__Stated goal__. Copy every line in the records below that contains the word "gateway".

# # # #

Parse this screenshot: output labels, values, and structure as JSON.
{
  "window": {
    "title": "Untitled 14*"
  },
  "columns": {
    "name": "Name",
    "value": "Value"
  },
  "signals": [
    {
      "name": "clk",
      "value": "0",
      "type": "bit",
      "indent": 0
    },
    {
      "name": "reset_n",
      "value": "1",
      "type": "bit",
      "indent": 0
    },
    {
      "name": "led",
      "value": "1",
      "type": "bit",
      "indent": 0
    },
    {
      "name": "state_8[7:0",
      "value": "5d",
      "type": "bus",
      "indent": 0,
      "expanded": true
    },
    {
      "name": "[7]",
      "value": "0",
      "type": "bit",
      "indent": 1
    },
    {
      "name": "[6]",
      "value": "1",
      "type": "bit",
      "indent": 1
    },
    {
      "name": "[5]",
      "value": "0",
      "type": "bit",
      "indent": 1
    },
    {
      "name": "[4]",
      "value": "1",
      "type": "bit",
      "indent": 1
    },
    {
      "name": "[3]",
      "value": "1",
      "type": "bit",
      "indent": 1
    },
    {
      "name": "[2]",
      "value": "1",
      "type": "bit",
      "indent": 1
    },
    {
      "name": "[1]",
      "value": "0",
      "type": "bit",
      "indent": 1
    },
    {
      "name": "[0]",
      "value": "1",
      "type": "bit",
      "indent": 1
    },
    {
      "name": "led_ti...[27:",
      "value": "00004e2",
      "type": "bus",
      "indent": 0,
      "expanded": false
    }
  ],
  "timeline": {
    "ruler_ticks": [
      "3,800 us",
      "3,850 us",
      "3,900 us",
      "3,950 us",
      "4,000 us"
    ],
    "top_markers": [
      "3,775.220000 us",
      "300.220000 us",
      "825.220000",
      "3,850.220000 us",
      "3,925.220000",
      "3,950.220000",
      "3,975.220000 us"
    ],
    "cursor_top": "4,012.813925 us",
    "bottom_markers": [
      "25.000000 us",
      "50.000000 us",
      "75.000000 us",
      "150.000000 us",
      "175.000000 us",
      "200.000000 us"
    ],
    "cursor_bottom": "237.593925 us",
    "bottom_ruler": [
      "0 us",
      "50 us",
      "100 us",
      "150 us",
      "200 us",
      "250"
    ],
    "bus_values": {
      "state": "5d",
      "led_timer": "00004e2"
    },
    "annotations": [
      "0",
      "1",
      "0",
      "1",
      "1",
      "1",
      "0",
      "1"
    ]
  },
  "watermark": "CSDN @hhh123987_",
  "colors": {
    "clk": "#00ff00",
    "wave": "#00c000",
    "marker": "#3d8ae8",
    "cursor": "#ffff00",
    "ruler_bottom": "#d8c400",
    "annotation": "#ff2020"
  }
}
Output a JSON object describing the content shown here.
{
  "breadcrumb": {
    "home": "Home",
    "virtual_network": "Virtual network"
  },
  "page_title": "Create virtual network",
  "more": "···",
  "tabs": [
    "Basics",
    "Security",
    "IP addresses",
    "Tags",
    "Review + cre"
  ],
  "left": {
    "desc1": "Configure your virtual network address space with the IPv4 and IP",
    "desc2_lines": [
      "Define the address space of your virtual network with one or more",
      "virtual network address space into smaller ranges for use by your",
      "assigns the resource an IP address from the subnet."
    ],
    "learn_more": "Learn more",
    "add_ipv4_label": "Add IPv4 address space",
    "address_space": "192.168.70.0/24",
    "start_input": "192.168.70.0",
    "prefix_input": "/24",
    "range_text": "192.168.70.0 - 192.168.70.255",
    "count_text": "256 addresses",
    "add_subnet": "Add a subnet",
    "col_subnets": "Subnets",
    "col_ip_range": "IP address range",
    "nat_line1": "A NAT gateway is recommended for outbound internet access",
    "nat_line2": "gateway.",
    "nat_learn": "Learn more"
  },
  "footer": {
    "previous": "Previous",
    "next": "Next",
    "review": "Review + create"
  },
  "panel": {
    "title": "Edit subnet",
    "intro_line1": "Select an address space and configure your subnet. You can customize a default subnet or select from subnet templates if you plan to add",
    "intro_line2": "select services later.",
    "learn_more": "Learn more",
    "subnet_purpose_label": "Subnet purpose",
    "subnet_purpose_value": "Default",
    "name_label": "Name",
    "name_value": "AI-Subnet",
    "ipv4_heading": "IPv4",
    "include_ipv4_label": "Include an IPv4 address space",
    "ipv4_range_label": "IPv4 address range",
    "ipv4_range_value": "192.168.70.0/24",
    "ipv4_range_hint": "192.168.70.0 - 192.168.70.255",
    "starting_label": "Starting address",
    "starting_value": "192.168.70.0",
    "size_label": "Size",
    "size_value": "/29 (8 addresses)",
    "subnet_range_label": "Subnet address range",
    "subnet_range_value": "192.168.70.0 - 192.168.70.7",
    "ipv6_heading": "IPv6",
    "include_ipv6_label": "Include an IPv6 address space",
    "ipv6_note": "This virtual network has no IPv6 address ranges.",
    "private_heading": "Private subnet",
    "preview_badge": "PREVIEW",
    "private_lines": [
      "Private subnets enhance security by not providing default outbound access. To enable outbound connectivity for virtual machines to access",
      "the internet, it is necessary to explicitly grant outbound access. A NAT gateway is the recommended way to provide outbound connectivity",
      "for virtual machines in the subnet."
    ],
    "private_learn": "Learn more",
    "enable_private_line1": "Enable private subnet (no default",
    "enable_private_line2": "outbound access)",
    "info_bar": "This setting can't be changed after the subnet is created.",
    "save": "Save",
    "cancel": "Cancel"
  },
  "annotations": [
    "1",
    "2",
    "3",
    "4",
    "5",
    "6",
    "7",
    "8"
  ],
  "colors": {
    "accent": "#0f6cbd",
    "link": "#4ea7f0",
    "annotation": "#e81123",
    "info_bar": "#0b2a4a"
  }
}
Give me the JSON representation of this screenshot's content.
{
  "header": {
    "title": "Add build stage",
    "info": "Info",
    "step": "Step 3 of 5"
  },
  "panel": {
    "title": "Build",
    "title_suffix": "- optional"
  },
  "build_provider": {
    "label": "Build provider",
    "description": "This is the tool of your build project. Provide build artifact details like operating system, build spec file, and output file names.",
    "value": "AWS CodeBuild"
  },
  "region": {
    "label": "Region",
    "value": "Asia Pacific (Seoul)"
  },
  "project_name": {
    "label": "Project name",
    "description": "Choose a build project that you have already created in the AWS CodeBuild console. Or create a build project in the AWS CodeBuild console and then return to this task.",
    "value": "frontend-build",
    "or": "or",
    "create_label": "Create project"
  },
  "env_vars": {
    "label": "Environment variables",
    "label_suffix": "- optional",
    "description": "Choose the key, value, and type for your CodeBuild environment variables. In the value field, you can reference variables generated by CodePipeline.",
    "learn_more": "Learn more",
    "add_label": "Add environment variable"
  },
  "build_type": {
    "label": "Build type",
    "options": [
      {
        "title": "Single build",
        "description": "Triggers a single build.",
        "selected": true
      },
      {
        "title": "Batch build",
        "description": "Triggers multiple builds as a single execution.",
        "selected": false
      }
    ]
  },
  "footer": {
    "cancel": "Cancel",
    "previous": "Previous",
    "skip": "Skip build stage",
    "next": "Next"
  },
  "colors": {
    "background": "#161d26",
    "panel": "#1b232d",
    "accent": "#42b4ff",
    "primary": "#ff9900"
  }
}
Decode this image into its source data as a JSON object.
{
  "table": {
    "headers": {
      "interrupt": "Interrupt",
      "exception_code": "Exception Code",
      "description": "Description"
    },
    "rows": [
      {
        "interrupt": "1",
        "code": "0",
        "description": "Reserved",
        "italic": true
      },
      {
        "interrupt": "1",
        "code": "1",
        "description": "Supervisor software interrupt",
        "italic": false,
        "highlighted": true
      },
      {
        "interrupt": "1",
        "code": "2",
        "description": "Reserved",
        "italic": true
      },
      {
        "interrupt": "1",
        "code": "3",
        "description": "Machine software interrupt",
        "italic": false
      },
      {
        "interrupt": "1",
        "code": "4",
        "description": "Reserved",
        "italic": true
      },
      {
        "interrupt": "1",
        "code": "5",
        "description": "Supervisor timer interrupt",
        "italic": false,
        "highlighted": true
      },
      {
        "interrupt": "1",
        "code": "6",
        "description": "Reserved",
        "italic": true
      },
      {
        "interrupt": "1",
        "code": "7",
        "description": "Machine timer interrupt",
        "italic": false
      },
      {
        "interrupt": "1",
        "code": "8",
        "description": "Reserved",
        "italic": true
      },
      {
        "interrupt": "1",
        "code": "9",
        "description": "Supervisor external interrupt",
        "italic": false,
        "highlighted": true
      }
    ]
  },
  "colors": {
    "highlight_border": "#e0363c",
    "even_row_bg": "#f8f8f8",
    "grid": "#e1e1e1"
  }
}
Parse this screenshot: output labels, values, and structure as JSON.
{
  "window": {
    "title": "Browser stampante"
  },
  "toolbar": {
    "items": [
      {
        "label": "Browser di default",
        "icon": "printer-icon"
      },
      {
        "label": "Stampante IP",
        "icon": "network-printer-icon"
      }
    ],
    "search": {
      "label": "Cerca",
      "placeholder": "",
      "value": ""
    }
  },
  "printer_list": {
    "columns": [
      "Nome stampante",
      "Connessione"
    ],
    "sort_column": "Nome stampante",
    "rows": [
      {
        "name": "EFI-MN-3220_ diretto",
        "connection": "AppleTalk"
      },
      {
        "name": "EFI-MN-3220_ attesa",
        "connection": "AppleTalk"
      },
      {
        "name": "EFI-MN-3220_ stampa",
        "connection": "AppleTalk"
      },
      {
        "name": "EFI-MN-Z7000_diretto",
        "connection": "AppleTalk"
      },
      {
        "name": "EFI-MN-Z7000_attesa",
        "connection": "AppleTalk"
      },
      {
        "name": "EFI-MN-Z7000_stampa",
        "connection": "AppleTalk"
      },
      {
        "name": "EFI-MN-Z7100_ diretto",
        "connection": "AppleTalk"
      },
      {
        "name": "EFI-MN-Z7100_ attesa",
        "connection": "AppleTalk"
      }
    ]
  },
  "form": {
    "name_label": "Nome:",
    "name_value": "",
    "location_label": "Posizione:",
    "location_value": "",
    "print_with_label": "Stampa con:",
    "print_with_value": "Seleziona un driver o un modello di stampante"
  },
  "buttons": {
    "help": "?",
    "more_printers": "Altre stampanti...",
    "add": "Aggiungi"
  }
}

# # # #

__Completed exercise__.
    "nat_line1": "A NAT gateway is recommended for outbound internet access",
    "nat_line2": "gateway.",
      "the internet, it is necessary to explicitly grant outbound access. A NAT gateway is the recommended way to provide outbound connectivity",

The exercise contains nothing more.